(WHAT YOU WILL DO)
Copy every line of the data in which the word "JSON" occurs.

(DATA PROVIDED)
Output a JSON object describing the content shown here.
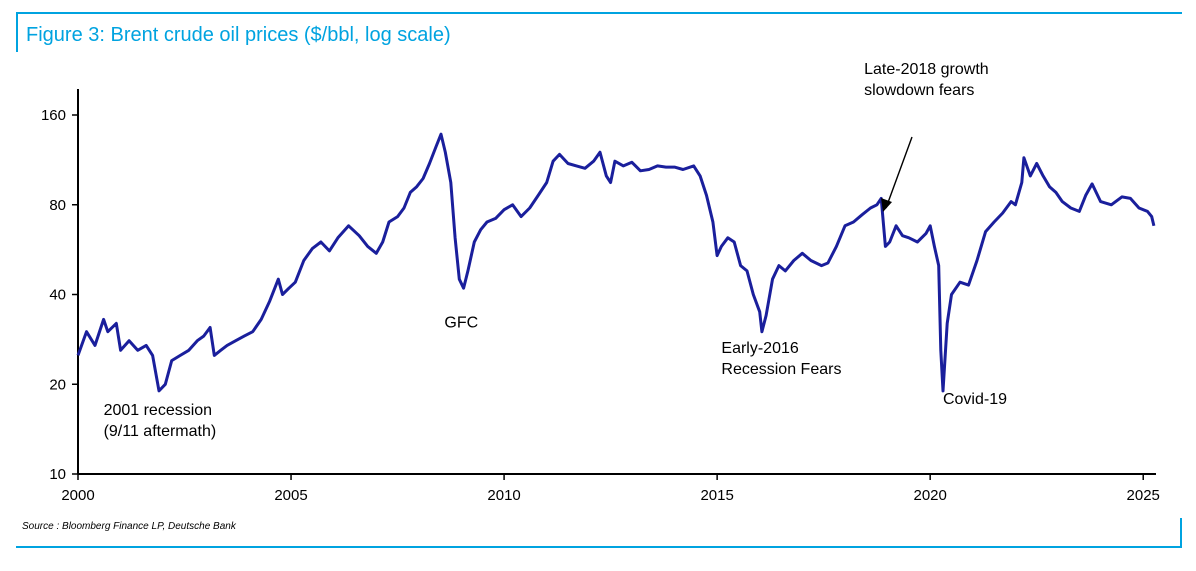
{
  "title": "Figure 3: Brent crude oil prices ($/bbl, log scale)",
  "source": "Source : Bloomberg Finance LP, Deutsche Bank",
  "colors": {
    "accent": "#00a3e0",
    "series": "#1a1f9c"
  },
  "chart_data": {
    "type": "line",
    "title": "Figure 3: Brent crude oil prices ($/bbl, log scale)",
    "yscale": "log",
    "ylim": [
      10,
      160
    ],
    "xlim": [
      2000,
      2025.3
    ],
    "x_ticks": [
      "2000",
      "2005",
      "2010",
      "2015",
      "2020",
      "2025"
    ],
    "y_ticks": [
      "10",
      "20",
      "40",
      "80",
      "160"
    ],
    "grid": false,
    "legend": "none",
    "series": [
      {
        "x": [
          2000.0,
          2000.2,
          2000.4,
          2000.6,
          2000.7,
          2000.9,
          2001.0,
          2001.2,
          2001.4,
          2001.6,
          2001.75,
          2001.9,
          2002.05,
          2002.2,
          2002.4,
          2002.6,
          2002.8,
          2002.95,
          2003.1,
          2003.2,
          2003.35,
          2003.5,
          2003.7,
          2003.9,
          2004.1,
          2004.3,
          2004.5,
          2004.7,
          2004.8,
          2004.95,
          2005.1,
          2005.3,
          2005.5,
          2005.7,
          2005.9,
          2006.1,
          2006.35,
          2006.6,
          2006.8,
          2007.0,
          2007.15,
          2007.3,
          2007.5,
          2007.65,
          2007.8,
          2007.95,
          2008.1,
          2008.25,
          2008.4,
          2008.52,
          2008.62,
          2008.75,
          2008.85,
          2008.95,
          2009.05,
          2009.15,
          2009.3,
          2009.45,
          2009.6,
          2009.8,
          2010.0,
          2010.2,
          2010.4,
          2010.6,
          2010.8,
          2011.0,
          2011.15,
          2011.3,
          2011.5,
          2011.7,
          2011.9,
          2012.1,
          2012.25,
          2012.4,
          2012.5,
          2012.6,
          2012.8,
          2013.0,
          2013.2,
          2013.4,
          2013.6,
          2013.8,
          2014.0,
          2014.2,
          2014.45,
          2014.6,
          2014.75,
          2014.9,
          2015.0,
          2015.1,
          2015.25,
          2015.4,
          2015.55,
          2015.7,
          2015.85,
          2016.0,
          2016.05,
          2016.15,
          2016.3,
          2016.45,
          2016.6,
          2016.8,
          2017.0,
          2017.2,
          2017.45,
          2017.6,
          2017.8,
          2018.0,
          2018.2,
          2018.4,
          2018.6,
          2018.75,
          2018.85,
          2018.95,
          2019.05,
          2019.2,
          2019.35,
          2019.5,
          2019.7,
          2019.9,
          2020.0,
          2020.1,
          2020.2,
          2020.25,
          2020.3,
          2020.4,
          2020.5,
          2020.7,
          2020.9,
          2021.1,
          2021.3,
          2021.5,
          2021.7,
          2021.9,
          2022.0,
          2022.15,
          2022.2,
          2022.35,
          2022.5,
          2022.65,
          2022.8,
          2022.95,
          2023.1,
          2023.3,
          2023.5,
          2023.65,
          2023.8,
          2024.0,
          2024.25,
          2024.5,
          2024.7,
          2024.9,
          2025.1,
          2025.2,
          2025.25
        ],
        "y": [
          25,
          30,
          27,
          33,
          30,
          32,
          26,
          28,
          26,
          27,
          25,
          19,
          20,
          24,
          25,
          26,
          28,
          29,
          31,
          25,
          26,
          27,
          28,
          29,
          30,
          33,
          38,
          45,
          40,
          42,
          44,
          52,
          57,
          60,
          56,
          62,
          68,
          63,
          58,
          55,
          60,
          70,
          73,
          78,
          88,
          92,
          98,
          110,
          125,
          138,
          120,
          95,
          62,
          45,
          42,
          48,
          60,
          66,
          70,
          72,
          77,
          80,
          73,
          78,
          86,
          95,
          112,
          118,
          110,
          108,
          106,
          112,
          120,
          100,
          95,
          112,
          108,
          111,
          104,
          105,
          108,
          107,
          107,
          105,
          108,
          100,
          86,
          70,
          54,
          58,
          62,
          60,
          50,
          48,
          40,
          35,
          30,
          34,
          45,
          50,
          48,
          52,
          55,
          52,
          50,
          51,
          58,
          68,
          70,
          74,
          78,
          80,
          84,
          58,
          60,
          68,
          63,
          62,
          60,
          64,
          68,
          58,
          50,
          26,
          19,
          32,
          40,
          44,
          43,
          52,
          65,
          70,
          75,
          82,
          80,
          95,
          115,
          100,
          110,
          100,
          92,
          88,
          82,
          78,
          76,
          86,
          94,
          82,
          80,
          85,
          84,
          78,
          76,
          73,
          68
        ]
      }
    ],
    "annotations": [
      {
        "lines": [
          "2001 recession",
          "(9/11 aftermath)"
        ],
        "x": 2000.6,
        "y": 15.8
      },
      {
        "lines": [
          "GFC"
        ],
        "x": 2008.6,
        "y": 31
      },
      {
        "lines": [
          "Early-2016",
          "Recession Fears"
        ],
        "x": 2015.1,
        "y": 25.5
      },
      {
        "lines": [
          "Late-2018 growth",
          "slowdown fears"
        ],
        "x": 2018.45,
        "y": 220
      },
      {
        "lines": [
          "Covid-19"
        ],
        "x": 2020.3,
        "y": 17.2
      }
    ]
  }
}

--

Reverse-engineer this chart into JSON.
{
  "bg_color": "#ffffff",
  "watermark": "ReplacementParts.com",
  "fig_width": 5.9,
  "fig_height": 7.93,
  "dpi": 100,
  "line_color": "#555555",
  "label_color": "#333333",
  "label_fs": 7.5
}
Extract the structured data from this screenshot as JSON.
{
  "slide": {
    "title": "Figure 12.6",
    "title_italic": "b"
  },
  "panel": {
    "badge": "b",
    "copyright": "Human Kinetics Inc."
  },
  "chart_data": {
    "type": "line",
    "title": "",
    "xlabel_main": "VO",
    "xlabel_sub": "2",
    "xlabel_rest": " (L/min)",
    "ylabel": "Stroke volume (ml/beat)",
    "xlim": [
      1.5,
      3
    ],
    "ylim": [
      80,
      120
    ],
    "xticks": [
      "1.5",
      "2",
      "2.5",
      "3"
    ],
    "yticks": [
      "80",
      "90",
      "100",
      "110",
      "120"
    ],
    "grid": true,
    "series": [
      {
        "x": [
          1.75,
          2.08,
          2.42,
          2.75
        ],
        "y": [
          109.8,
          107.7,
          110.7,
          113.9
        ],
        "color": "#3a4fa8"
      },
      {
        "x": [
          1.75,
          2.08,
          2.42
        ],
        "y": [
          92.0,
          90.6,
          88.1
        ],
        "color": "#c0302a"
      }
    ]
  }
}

---

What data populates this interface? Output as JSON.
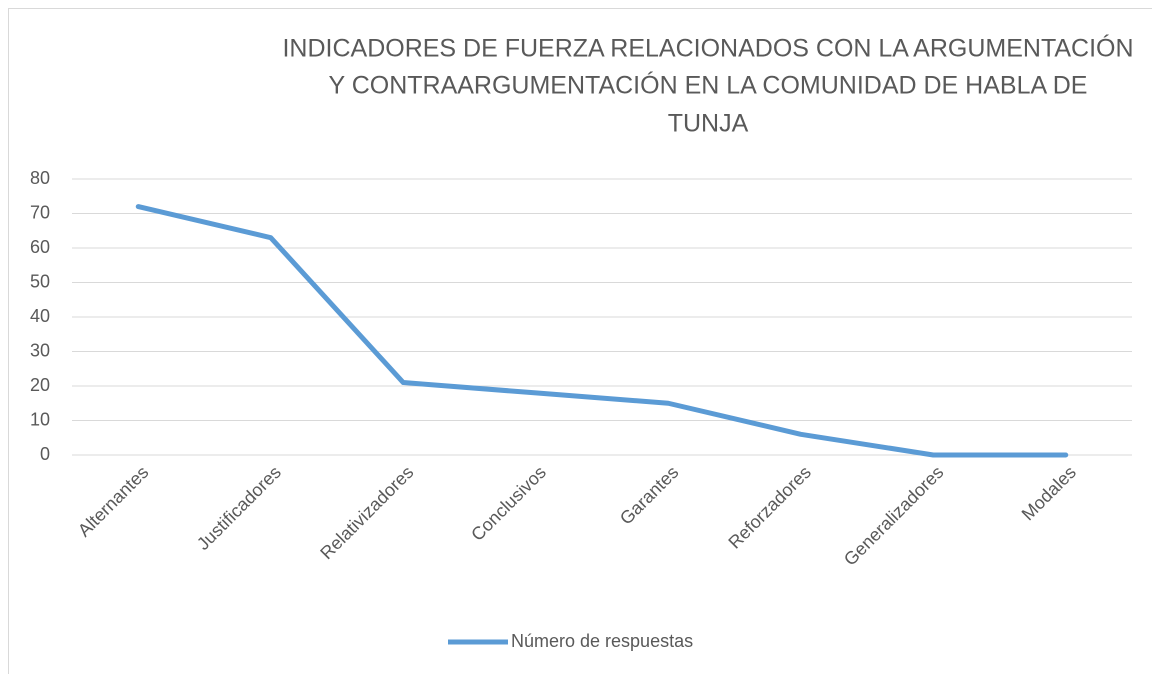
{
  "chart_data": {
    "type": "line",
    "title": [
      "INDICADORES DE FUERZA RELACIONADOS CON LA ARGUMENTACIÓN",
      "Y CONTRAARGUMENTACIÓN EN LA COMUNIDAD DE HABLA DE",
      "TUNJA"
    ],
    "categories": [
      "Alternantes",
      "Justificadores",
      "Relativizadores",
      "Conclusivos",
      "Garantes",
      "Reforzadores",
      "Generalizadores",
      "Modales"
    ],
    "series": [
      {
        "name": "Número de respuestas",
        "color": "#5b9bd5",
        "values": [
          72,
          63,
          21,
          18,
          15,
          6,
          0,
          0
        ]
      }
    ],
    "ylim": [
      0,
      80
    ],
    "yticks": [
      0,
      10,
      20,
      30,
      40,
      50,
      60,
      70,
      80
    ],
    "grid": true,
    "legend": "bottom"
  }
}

(RESULT)
Output a JSON object describing the content shown here.
Reverse-engineer this chart into JSON.
Extract the structured data from this screenshot as JSON.
What data populates this interface? Output as JSON.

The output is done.